**THE EXERCISE**. Copy out the records in full, word for word, without pictures.

**ENTRIES SHOWN**.
════════════════════

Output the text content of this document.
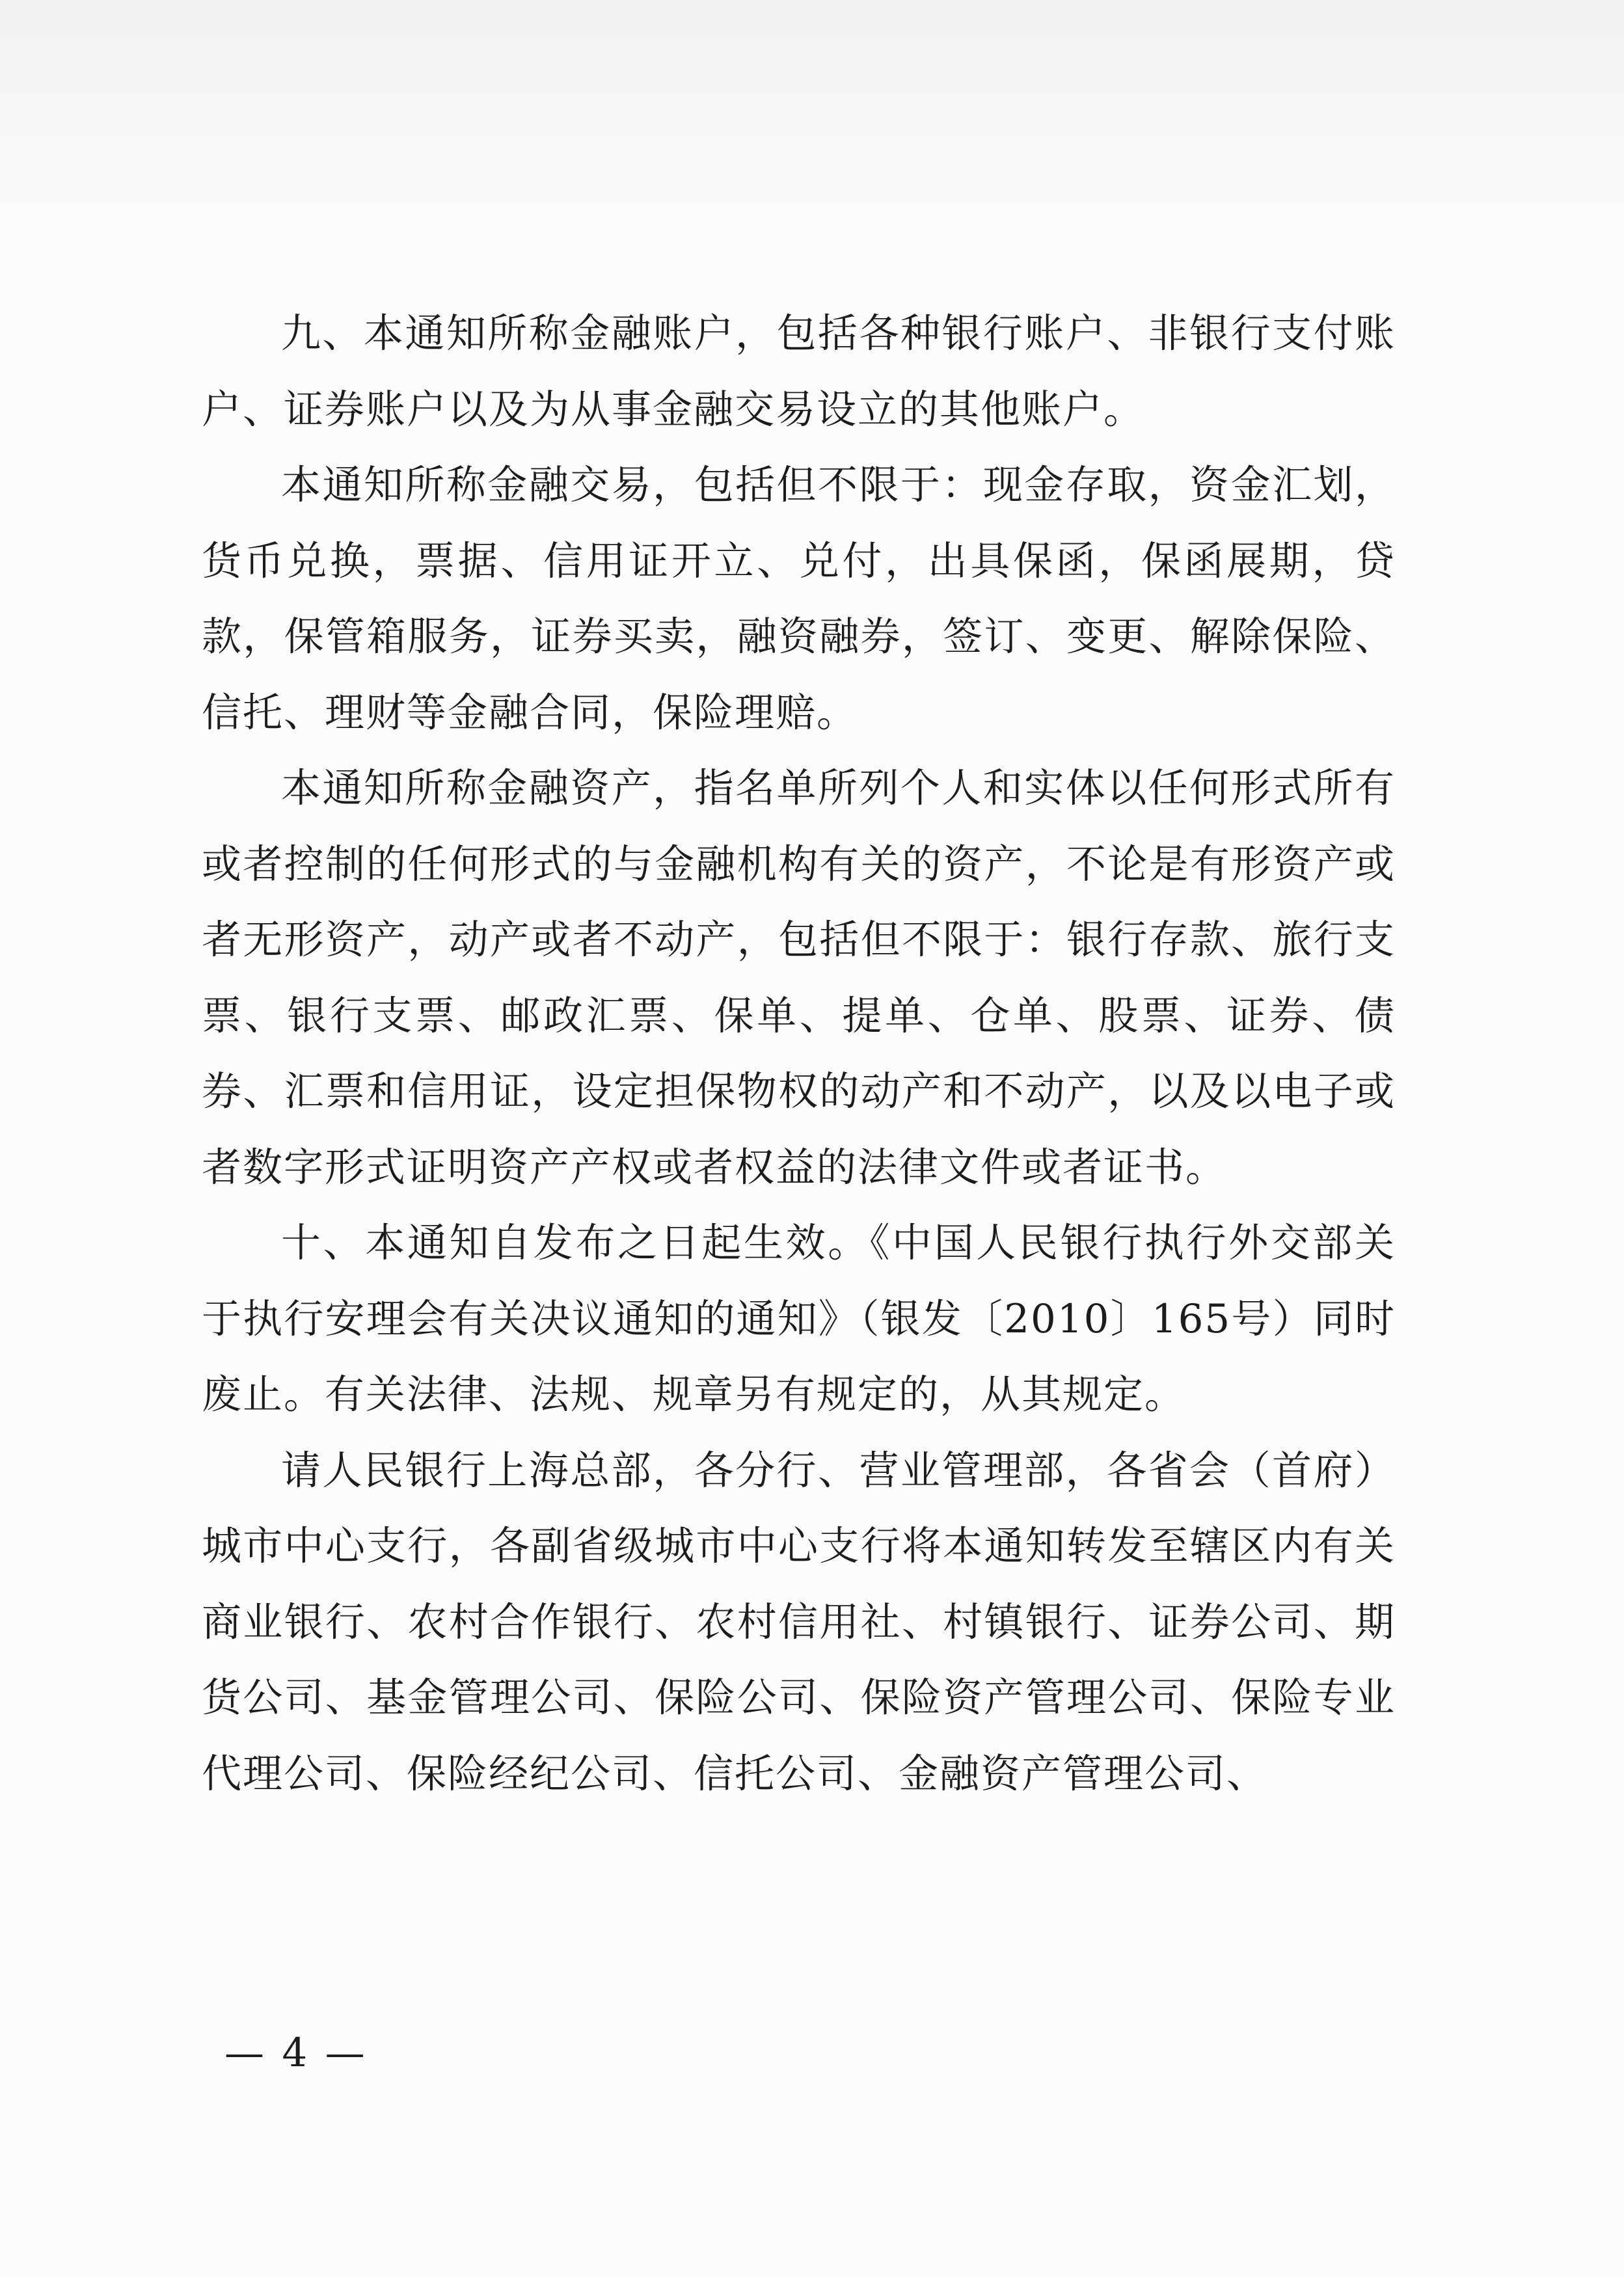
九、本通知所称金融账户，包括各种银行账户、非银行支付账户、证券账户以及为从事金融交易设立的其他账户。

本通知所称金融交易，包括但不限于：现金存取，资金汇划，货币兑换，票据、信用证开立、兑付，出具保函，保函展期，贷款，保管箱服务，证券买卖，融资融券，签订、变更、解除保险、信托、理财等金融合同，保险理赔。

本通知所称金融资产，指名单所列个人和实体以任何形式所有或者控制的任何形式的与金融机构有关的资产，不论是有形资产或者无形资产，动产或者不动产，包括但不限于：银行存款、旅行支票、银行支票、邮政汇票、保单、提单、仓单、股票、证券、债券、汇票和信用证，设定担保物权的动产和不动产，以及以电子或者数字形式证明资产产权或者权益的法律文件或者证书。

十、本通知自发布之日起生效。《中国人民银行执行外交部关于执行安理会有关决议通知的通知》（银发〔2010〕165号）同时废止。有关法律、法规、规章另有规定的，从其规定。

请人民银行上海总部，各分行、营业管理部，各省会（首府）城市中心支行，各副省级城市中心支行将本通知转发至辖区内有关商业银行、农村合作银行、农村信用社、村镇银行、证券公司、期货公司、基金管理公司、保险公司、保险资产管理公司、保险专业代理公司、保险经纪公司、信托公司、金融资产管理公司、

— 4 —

════════════════════

**WORKED SOLUTION**.
Output the text content of this document.
九、本通知所称金融账户，包括各种银行账户、非银行支付账户、证券账户以及为从事金融交易设立的其他账户。

本通知所称金融交易，包括但不限于：现金存取，资金汇划，货币兑换，票据、信用证开立、兑付，出具保函，保函展期，贷款，保管箱服务，证券买卖，融资融券，签订、变更、解除保险、信托、理财等金融合同，保险理赔。

本通知所称金融资产，指名单所列个人和实体以任何形式所有或者控制的任何形式的与金融机构有关的资产，不论是有形资产或者无形资产，动产或者不动产，包括但不限于：银行存款、旅行支票、银行支票、邮政汇票、保单、提单、仓单、股票、证券、债券、汇票和信用证，设定担保物权的动产和不动产，以及以电子或者数字形式证明资产产权或者权益的法律文件或者证书。

十、本通知自发布之日起生效。《中国人民银行执行外交部关于执行安理会有关决议通知的通知》（银发〔2010〕165号）同时废止。有关法律、法规、规章另有规定的，从其规定。

请人民银行上海总部，各分行、营业管理部，各省会（首府）城市中心支行，各副省级城市中心支行将本通知转发至辖区内有关商业银行、农村合作银行、农村信用社、村镇银行、证券公司、期货公司、基金管理公司、保险公司、保险资产管理公司、保险专业代理公司、保险经纪公司、信托公司、金融资产管理公司、

— 4 —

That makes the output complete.